_AIM_. Copy every line of the data below verbatim, changing no character and keeping the original order.

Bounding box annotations
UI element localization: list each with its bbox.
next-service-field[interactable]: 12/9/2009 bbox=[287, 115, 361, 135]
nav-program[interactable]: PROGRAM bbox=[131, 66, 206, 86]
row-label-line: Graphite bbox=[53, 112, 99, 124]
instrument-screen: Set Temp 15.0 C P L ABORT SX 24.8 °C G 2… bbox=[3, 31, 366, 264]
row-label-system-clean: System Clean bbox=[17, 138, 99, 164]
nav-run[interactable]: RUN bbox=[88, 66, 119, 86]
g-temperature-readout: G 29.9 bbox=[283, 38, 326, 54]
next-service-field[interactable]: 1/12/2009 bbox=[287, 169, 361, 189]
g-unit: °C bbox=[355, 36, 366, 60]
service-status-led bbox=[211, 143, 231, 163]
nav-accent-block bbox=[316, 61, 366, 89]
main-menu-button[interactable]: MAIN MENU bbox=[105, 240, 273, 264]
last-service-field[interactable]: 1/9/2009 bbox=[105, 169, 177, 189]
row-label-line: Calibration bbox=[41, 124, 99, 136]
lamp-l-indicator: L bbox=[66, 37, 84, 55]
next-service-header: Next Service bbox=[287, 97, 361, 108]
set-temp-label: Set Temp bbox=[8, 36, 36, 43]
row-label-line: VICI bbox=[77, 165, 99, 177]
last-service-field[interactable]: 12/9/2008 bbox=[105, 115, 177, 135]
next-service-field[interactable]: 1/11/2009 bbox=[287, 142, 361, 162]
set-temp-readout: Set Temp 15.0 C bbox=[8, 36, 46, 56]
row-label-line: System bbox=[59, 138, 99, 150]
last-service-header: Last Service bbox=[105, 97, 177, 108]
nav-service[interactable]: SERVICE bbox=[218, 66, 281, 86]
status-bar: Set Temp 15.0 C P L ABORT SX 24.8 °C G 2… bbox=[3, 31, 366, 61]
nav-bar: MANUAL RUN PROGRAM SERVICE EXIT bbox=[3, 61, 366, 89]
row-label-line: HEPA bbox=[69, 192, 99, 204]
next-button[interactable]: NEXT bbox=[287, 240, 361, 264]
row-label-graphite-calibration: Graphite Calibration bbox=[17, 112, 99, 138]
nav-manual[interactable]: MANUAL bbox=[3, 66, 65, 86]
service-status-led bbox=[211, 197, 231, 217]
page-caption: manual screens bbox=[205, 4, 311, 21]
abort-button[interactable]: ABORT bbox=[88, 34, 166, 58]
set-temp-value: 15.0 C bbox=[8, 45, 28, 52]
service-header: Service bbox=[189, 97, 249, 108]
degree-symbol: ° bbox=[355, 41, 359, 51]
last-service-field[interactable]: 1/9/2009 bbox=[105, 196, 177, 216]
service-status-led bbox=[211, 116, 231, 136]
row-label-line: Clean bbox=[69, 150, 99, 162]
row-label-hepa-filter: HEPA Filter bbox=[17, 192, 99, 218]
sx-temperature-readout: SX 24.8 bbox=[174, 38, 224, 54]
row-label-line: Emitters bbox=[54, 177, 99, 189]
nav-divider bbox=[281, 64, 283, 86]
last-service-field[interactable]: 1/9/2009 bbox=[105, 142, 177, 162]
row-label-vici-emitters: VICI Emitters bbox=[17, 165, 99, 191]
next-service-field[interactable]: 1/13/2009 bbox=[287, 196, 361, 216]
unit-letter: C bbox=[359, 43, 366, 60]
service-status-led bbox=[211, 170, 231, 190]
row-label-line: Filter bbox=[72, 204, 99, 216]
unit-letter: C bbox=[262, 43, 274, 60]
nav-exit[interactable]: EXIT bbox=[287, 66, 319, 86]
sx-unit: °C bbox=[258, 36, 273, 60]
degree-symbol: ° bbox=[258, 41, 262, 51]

_WRITTEN RESPONSE_.
UI element localization: list each with its bbox.
next-service-field[interactable]: 12/9/2009 bbox=[287, 115, 361, 135]
nav-program[interactable]: PROGRAM bbox=[131, 66, 206, 86]
row-label-line: Graphite bbox=[53, 112, 99, 124]
instrument-screen: Set Temp 15.0 C P L ABORT SX 24.8 °C G 2… bbox=[3, 31, 366, 264]
row-label-system-clean: System Clean bbox=[17, 138, 99, 164]
nav-run[interactable]: RUN bbox=[88, 66, 119, 86]
g-temperature-readout: G 29.9 bbox=[283, 38, 326, 54]
next-service-field[interactable]: 1/12/2009 bbox=[287, 169, 361, 189]
g-unit: °C bbox=[355, 36, 366, 60]
service-status-led bbox=[211, 143, 231, 163]
nav-accent-block bbox=[316, 61, 366, 89]
main-menu-button[interactable]: MAIN MENU bbox=[105, 240, 273, 264]
last-service-field[interactable]: 1/9/2009 bbox=[105, 169, 177, 189]
row-label-line: Calibration bbox=[41, 124, 99, 136]
lamp-l-indicator: L bbox=[66, 37, 84, 55]
next-service-header: Next Service bbox=[287, 97, 361, 108]
set-temp-label: Set Temp bbox=[8, 36, 36, 43]
row-label-line: VICI bbox=[77, 165, 99, 177]
last-service-field[interactable]: 12/9/2008 bbox=[105, 115, 177, 135]
next-service-field[interactable]: 1/11/2009 bbox=[287, 142, 361, 162]
set-temp-readout: Set Temp 15.0 C bbox=[8, 36, 46, 56]
row-label-line: System bbox=[59, 138, 99, 150]
last-service-header: Last Service bbox=[105, 97, 177, 108]
nav-service[interactable]: SERVICE bbox=[218, 66, 281, 86]
status-bar: Set Temp 15.0 C P L ABORT SX 24.8 °C G 2… bbox=[3, 31, 366, 61]
nav-bar: MANUAL RUN PROGRAM SERVICE EXIT bbox=[3, 61, 366, 89]
row-label-line: HEPA bbox=[69, 192, 99, 204]
next-button[interactable]: NEXT bbox=[287, 240, 361, 264]
row-label-graphite-calibration: Graphite Calibration bbox=[17, 112, 99, 138]
nav-manual[interactable]: MANUAL bbox=[3, 66, 65, 86]
service-status-led bbox=[211, 197, 231, 217]
page-caption: manual screens bbox=[205, 4, 311, 21]
abort-button[interactable]: ABORT bbox=[88, 34, 166, 58]
set-temp-value: 15.0 C bbox=[8, 45, 28, 52]
service-header: Service bbox=[189, 97, 249, 108]
degree-symbol: ° bbox=[355, 41, 359, 51]
last-service-field[interactable]: 1/9/2009 bbox=[105, 196, 177, 216]
service-status-led bbox=[211, 116, 231, 136]
row-label-line: Clean bbox=[69, 150, 99, 162]
row-label-hepa-filter: HEPA Filter bbox=[17, 192, 99, 218]
sx-temperature-readout: SX 24.8 bbox=[174, 38, 224, 54]
row-label-line: Emitters bbox=[54, 177, 99, 189]
nav-divider bbox=[281, 64, 283, 86]
last-service-field[interactable]: 1/9/2009 bbox=[105, 142, 177, 162]
row-label-vici-emitters: VICI Emitters bbox=[17, 165, 99, 191]
next-service-field[interactable]: 1/13/2009 bbox=[287, 196, 361, 216]
unit-letter: C bbox=[359, 43, 366, 60]
service-status-led bbox=[211, 170, 231, 190]
row-label-line: Filter bbox=[72, 204, 99, 216]
unit-letter: C bbox=[262, 43, 274, 60]
nav-exit[interactable]: EXIT bbox=[287, 66, 319, 86]
sx-unit: °C bbox=[258, 36, 273, 60]
degree-symbol: ° bbox=[258, 41, 262, 51]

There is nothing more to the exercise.